**Document text**
Thus was the young Ostrogoth brought from his home in Pannonia, by the
banks of lonely Lake Balaton, to the New Rome, the busy and stately city
by the Bosphorus, the city which was now, more truly than her worn and
faded mother by the Tiber, the Lady of Kingdoms the Mistress of the
World. Of the Constantinople which the boyish eyes of Theodoric beheld,
scarcely a vestige now remains for the traveller to gaze upon. Let us
try, therefore, to find a contemporary description. These are the words
in which the visit of the Gothic chief Athanaric to that city about
eighty years previously is described by Jordanes:

Entering the royal city, and marvelling thereat, 'Lo! now I behold,'
said he, 'what I often heard of without believing, the glory of so great
a city.' Then turning his eyes this way and that, beholding the
situation of the city and the concourse of ships, now he marvels at the
long perspective of lofty walls, then he sees the multitudes of various
nations like the wave gushing forth from one fountain which has been fed
by divers springs, then he beholds the marshalled ranks of the soldiery.
'A God,' said he, 'without doubt a God upon Earth is the Emperor of this
realm, and whoso lifts his hand against him, that man's blood be on his
own head.

Still can we behold the situation of the city, that unrivalled
situation which no map can adequately explain, but which the traveller
gazes upon from the deck of his vessel as he rounds Seraglio Point, and
the sight of which seems to bind together in one, two continents of
space and twenty-five centuries of time. On his right hand Asia with
her camels, on his left Europe with her railroads. Behind him are the
Sea of Marmora and the Dardanelles, with their memories of Lysander and
AEgospotami, of Hero, Leander, and Byron, with the throne of Xerxes and
the tomb of Achilles, and farther back still the island-studded
Archipelago, the true cradle of the Greek nation. Immediately in front
of him is the Golden Horn, now bridged and with populous cities on both
its banks, but the farther shore of which, where Pera and Galata now
stand, was probably covered with fields and gardens when Theodoric
beheld it. There also in front of him, but a little to the right, comes
rushing down the impetuous Bosphorus, that river which is also an arm of
the sea. Lined now with the marble palaces of bankrupt Sultans, it was
once a lonely and desolate strait, on whose farther shore the hapless
Io, transformed into a heifer, sought a refuge from her heaven-sent
tormentor. Up through its difficult windings pressed the adventurous
mariners of Miletus in those early voyages which opened up the Euxine to
the Greeks, as the voyage of Columbus opened up the Atlantic to the
Spaniards. It is impossible now to survey the beautiful panorama without
thinking of that great inland sea which, as we all know, begins but a
few miles to the north of the place where we are standing, and whose
cloudy shores are perhaps concealing in their recesses the future lords
of Constantinople. We look towards that point of the compass, and think
of Sebastopol. The great lords of Theudemir's court, who brought the
young Theodoric to his new patron, may have looked northwards too,
remembering the sagas about the mighty Hermanric, who dwelt where now
the Russians dwell, and the fateful march of the terrible Huns across
the shallows of the Sea of Azof.

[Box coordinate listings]
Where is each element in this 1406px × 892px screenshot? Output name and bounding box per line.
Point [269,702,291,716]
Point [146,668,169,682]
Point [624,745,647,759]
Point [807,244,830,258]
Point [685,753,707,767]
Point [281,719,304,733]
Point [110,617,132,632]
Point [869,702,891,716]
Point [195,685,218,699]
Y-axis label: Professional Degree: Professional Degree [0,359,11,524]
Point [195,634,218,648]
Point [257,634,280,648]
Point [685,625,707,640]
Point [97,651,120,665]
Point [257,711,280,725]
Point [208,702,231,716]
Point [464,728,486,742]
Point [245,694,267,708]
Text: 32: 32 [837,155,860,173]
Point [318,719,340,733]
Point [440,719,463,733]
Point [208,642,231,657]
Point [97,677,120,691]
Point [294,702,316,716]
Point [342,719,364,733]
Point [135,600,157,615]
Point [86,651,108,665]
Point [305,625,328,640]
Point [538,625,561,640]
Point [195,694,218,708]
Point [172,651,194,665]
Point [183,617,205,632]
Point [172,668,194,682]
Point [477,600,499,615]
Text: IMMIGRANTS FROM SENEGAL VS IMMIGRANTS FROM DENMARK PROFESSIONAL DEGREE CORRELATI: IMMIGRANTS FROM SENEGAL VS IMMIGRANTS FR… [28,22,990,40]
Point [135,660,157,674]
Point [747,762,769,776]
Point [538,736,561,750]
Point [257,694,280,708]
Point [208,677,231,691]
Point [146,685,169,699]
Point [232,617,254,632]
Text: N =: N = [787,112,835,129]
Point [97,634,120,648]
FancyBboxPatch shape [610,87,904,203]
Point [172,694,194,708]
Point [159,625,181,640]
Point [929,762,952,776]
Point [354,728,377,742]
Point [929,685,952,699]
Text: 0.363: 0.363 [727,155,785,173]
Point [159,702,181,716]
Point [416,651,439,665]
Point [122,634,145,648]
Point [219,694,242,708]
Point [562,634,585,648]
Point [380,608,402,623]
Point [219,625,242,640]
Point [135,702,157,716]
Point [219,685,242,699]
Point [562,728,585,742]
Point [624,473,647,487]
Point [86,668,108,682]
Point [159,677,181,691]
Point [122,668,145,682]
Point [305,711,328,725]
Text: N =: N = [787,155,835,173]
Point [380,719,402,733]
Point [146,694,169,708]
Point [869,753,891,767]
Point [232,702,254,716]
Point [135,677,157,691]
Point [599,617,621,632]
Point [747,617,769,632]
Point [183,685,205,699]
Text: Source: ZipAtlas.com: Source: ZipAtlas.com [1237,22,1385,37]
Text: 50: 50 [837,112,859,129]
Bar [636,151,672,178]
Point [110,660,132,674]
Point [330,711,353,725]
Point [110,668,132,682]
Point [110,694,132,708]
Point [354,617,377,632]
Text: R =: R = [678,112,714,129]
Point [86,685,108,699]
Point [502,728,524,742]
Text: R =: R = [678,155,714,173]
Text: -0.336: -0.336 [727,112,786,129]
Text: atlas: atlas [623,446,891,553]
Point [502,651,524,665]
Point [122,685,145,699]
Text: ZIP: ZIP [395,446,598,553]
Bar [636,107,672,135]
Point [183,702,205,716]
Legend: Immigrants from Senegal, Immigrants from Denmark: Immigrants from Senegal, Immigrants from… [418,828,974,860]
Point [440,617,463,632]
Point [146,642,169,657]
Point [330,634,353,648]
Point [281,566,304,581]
--
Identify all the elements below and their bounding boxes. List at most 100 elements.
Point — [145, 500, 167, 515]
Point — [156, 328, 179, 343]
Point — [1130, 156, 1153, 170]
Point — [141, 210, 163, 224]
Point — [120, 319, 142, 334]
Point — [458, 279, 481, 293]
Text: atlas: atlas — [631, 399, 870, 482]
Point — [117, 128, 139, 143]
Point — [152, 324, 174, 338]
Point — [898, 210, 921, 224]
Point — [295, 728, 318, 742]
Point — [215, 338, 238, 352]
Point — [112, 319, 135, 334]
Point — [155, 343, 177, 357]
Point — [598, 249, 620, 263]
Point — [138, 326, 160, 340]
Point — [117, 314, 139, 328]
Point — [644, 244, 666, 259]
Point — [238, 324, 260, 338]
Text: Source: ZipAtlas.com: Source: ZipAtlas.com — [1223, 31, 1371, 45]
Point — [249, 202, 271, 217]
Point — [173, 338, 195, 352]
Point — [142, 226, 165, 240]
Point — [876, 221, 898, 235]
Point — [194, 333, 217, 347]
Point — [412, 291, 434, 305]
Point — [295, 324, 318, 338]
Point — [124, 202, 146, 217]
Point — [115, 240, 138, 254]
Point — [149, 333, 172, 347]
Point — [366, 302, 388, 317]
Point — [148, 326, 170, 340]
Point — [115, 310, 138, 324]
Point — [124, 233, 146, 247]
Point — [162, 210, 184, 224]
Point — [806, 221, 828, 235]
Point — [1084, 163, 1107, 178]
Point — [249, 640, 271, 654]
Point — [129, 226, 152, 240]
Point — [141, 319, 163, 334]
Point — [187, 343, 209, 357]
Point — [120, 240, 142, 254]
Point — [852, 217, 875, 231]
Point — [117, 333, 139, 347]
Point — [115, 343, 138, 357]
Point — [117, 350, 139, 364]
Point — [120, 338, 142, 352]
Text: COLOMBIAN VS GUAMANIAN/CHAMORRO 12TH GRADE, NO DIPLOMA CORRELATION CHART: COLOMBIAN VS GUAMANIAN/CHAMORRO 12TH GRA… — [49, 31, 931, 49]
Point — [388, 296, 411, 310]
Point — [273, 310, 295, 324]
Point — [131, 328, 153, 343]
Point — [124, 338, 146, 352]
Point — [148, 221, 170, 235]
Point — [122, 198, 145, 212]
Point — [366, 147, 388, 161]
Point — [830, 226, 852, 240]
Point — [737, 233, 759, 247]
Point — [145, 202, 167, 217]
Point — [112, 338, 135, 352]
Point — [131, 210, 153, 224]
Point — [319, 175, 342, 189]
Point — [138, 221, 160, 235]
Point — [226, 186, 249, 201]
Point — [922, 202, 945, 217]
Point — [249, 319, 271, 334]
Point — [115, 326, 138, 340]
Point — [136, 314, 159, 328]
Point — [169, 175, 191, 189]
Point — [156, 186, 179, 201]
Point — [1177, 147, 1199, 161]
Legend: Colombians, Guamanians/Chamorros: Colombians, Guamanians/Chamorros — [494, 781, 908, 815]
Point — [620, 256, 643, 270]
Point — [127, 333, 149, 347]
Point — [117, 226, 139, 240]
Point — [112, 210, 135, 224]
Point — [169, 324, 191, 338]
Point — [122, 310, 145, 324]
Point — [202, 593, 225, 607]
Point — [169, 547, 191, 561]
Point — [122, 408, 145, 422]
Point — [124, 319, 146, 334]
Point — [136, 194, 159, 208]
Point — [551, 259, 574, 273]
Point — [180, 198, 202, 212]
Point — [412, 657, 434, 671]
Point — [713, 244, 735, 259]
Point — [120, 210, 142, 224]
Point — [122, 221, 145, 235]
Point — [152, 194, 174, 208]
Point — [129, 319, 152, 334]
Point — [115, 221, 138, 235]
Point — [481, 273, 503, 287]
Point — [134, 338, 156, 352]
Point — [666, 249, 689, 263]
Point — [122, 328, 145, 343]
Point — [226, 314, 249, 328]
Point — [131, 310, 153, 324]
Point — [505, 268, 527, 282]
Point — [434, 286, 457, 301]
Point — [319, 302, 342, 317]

**Tasks to complete**
1 > Condense the paragraph in the passage on Theodoric and Constantinople that begins "Thus was the young Ostrogoth" into two or three sentences that keep its main facts.
2 > Reproduce the passage on Theodoric and Constantinople from "Entering the royal" to "of the soldiery.".

**Expected results**
1 > Theodoric, the young Ostrogoth, was brought from his home in Pannonia beside Lake Balaton to Constantinople. This was the New Rome on the Bosphorus, which had by then become, more truly than Rome itself, the mistress of the world. Since almost nothing of the city he saw survives, the paragraph introduces a contemporary description: Jordanes's account of the Gothic chief Athanaric's visit about eighty years earlier.

2 >
Entering the royal city, and marvelling thereat, 'Lo! now I behold,'
said he, 'what I often heard of without believing, the glory of so great
a city.' Then turning his eyes this way and that, beholding the
situation of the city and the concourse of ships, now he marvels at the
long perspective of lofty walls, then he sees the multitudes of various
nations like the wave gushing forth from one fountain which has been fed
by divers springs, then he beholds the marshalled ranks of the soldiery.